→ Stated exercise
Identify each line holding the string "знайомства" and copy it.

→ Extracted data entries
####################
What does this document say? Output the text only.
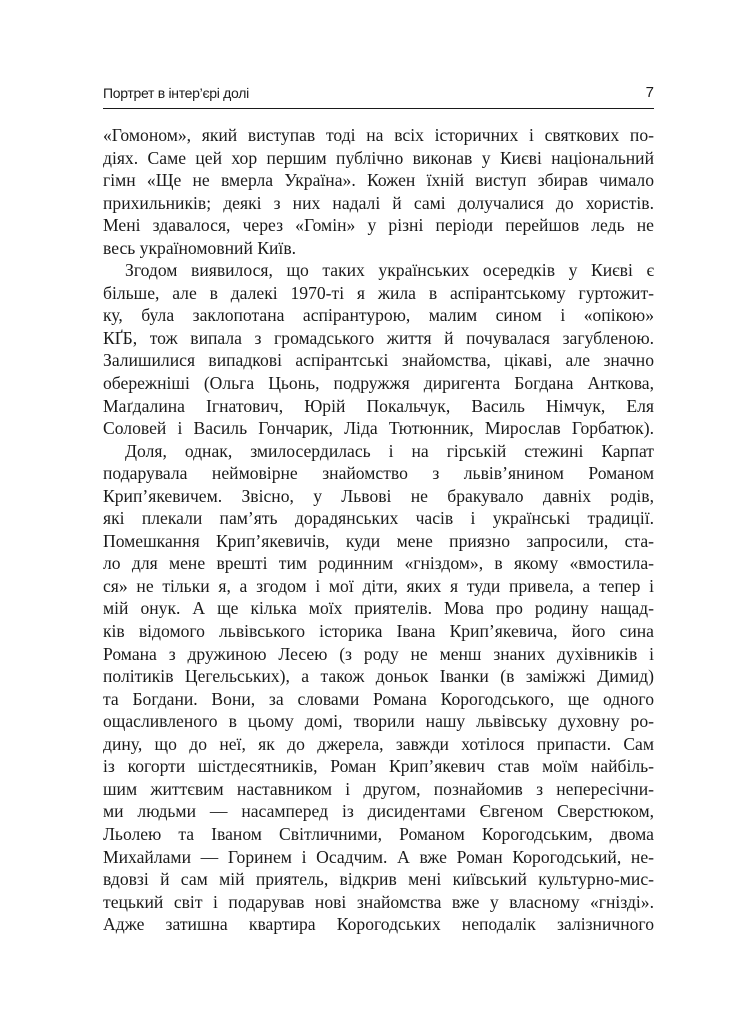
Портрет в інтер’єрі долі	7
«Гомоном», який виступав тоді на всіх історичних і святкових по-
діях. Саме цей хор першим публічно виконав у Києві національний
гімн «Ще не вмерла Україна». Кожен їхній виступ збирав чимало
прихильників; деякі з них надалі й самі долучалися до хористів.
Мені здавалося, через «Гомін» у різні періоди перейшов ледь не
весь україномовний Київ.
Згодом виявилося, що таких українських осередків у Києві є
більше, але в далекі 1970-ті я жила в аспірантському гуртожит-
ку, була заклопотана аспірантурою, малим сином і «опікою»
КҐБ, тож випала з громадського життя й почувалася загубленою.
Залишилися випадкові аспірантські знайомства, цікаві, але значно
обережніші (Ольга Цьонь, подружжя диригента Богдана Анткова,
Маґдалина Ігнатович, Юрій Покальчук, Василь Німчук, Еля
Соловей і Василь Гончарик, Ліда Тютюнник, Мирослав Горбатюк).
Доля, однак, змилосердилась і на гірській стежині Карпат
подарувала неймовірне знайомство з львів’янином Романом
Крип’якевичем. Звісно, у Львові не бракувало давніх родів,
які плекали пам’ять дорадянських часів і українські традиції.
Помешкання Крип’якевичів, куди мене приязно запросили, ста-
ло для мене врешті тим родинним «гніздом», в якому «вмостила-
ся» не тільки я, а згодом і мої діти, яких я туди привела, а тепер і
мій онук. А ще кілька моїх приятелів. Мова про родину нащад-
ків відомого львівського історика Івана Крип’якевича, його сина
Романа з дружиною Лесею (з роду не менш знаних духівників і
політиків Цегельських), а також доньок Іванки (в заміжжі Димид)
та Богдани. Вони, за словами Романа Корогодського, ще одного
ощасливленого в цьому домі, творили нашу львівську духовну ро-
дину, що до неї, як до джерела, завжди хотілося припасти. Сам
із когорти шістдесятників, Роман Крип’якевич став моїм найбіль-
шим життєвим наставником і другом, познайомив з непересічни-
ми людьми — насамперед із дисидентами Євгеном Сверстюком,
Льолею та Іваном Світличними, Романом Корогодським, двома
Михайлами — Горинем і Осадчим. А вже Роман Корогодський, не-
вдовзі й сам мій приятель, відкрив мені київський культурно-мис-
тецький світ і подарував нові знайомства вже у власному «гнізді».
Адже затишна квартира Корогодських неподалік залізничного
####################
→ Problem solution
Залишилися випадкові аспірантські знайомства, цікаві, але значно
тецький світ і подарував нові знайомства вже у власному «гнізді».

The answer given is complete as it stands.